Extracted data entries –
- - - - - - -

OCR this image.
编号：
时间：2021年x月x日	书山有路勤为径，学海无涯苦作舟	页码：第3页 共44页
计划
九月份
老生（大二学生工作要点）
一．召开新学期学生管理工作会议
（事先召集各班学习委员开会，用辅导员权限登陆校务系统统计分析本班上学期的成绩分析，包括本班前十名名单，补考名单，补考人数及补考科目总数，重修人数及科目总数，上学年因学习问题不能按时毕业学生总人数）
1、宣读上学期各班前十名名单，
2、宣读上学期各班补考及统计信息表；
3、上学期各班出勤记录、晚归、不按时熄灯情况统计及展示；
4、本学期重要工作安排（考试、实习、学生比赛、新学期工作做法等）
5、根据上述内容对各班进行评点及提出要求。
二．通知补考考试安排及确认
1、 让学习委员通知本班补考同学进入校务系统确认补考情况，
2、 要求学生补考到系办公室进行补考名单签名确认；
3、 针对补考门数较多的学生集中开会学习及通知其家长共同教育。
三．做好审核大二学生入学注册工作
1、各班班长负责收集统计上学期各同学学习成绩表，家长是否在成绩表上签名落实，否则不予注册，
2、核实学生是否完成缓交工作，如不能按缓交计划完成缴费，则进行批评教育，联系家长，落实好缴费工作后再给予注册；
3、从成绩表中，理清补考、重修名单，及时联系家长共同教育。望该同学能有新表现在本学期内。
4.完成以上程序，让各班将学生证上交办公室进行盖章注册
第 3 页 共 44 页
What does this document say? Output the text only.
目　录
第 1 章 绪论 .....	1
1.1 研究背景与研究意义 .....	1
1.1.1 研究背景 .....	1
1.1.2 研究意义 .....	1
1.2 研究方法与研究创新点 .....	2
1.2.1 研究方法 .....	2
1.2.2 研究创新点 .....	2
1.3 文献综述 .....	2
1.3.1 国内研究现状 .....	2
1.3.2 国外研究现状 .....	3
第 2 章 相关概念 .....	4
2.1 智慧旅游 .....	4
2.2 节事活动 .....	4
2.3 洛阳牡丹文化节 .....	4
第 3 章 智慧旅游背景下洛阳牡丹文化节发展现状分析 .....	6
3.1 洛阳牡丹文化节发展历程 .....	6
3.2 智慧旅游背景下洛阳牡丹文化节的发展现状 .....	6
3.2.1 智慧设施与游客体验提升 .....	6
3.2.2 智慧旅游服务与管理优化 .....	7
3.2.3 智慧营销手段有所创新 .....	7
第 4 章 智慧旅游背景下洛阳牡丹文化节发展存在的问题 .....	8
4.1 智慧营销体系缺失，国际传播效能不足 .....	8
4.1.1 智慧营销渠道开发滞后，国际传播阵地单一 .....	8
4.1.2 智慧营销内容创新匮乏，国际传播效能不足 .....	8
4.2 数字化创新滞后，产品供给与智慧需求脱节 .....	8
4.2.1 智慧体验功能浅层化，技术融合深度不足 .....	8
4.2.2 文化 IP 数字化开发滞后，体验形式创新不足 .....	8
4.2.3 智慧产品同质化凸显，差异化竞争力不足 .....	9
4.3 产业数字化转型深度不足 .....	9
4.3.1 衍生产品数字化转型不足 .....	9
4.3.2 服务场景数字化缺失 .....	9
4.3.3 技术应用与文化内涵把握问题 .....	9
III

- - - - - - -

GIVEN INSTRUCTION – In how many lines does the word "this" appear? Respond with the number alone.

WRITTEN REPLY – 2